═════ Recorded data ═════

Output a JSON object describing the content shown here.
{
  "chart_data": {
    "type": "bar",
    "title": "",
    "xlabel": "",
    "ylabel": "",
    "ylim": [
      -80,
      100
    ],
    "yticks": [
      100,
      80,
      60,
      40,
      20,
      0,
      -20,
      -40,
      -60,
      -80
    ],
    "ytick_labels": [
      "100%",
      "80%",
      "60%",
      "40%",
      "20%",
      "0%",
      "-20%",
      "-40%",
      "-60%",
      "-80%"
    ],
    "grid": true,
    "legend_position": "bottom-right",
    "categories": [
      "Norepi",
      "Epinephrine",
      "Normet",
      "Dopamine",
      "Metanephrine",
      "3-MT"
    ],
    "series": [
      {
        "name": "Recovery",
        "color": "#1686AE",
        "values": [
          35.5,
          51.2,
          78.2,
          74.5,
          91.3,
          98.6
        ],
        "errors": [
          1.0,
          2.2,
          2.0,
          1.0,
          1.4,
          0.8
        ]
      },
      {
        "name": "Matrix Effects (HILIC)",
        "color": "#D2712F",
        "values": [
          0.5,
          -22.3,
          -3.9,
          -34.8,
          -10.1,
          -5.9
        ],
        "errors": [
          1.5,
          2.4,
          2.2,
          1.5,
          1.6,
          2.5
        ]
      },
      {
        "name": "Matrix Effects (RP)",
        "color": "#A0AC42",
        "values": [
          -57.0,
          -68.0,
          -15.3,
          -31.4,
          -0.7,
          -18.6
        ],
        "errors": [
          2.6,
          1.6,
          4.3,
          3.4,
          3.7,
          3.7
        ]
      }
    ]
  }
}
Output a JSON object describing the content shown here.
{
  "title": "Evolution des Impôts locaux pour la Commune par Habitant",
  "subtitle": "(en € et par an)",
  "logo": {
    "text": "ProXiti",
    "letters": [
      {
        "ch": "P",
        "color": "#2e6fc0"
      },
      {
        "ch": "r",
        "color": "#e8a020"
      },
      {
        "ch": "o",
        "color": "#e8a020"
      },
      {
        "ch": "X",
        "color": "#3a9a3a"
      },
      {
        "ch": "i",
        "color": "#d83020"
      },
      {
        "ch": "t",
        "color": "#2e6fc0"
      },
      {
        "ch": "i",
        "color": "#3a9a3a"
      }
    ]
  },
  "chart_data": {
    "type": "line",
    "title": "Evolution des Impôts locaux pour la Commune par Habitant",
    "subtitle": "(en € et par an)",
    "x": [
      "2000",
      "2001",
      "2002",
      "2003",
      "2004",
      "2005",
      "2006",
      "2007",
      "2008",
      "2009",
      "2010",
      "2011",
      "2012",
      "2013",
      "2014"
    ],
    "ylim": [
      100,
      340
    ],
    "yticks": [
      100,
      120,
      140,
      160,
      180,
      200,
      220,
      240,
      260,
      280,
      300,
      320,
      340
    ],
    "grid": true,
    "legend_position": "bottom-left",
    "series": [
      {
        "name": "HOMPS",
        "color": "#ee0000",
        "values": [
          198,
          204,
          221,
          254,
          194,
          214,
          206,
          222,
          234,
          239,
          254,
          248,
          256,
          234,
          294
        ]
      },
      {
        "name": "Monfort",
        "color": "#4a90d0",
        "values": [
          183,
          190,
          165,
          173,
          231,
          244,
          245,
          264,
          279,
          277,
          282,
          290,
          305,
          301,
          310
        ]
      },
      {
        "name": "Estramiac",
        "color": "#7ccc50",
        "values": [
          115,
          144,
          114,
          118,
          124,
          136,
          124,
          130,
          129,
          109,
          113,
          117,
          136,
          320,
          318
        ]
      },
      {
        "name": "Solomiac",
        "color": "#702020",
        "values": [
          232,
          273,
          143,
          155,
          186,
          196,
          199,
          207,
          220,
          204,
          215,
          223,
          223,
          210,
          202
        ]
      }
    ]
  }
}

═════

Nothing may be left out: return each entry exactly as it reads.

Output a JSON object describing the content shown here.
{
  "chart_data": {
    "type": "bar",
    "title": "",
    "xlabel": "",
    "ylabel": "",
    "ylim": [
      -80,
      100
    ],
    "yticks": [
      100,
      80,
      60,
      40,
      20,
      0,
      -20,
      -40,
      -60,
      -80
    ],
    "ytick_labels": [
      "100%",
      "80%",
      "60%",
      "40%",
      "20%",
      "0%",
      "-20%",
      "-40%",
      "-60%",
      "-80%"
    ],
    "grid": true,
    "legend_position": "bottom-right",
    "categories": [
      "Norepi",
      "Epinephrine",
      "Normet",
      "Dopamine",
      "Metanephrine",
      "3-MT"
    ],
    "series": [
      {
        "name": "Recovery",
        "color": "#1686AE",
        "values": [
          35.5,
          51.2,
          78.2,
          74.5,
          91.3,
          98.6
        ],
        "errors": [
          1.0,
          2.2,
          2.0,
          1.0,
          1.4,
          0.8
        ]
      },
      {
        "name": "Matrix Effects (HILIC)",
        "color": "#D2712F",
        "values": [
          0.5,
          -22.3,
          -3.9,
          -34.8,
          -10.1,
          -5.9
        ],
        "errors": [
          1.5,
          2.4,
          2.2,
          1.5,
          1.6,
          2.5
        ]
      },
      {
        "name": "Matrix Effects (RP)",
        "color": "#A0AC42",
        "values": [
          -57.0,
          -68.0,
          -15.3,
          -31.4,
          -0.7,
          -18.6
        ],
        "errors": [
          2.6,
          1.6,
          4.3,
          3.4,
          3.7,
          3.7
        ]
      }
    ]
  }
}
Output a JSON object describing the content shown here.
{
  "title": "Evolution des Impôts locaux pour la Commune par Habitant",
  "subtitle": "(en € et par an)",
  "logo": {
    "text": "ProXiti",
    "letters": [
      {
        "ch": "P",
        "color": "#2e6fc0"
      },
      {
        "ch": "r",
        "color": "#e8a020"
      },
      {
        "ch": "o",
        "color": "#e8a020"
      },
      {
        "ch": "X",
        "color": "#3a9a3a"
      },
      {
        "ch": "i",
        "color": "#d83020"
      },
      {
        "ch": "t",
        "color": "#2e6fc0"
      },
      {
        "ch": "i",
        "color": "#3a9a3a"
      }
    ]
  },
  "chart_data": {
    "type": "line",
    "title": "Evolution des Impôts locaux pour la Commune par Habitant",
    "subtitle": "(en € et par an)",
    "x": [
      "2000",
      "2001",
      "2002",
      "2003",
      "2004",
      "2005",
      "2006",
      "2007",
      "2008",
      "2009",
      "2010",
      "2011",
      "2012",
      "2013",
      "2014"
    ],
    "ylim": [
      100,
      340
    ],
    "yticks": [
      100,
      120,
      140,
      160,
      180,
      200,
      220,
      240,
      260,
      280,
      300,
      320,
      340
    ],
    "grid": true,
    "legend_position": "bottom-left",
    "series": [
      {
        "name": "HOMPS",
        "color": "#ee0000",
        "values": [
          198,
          204,
          221,
          254,
          194,
          214,
          206,
          222,
          234,
          239,
          254,
          248,
          256,
          234,
          294
        ]
      },
      {
        "name": "Monfort",
        "color": "#4a90d0",
        "values": [
          183,
          190,
          165,
          173,
          231,
          244,
          245,
          264,
          279,
          277,
          282,
          290,
          305,
          301,
          310
        ]
      },
      {
        "name": "Estramiac",
        "color": "#7ccc50",
        "values": [
          115,
          144,
          114,
          118,
          124,
          136,
          124,
          130,
          129,
          109,
          113,
          117,
          136,
          320,
          318
        ]
      },
      {
        "name": "Solomiac",
        "color": "#702020",
        "values": [
          232,
          273,
          143,
          155,
          186,
          196,
          199,
          207,
          220,
          204,
          215,
          223,
          223,
          210,
          202
        ]
      }
    ]
  }
}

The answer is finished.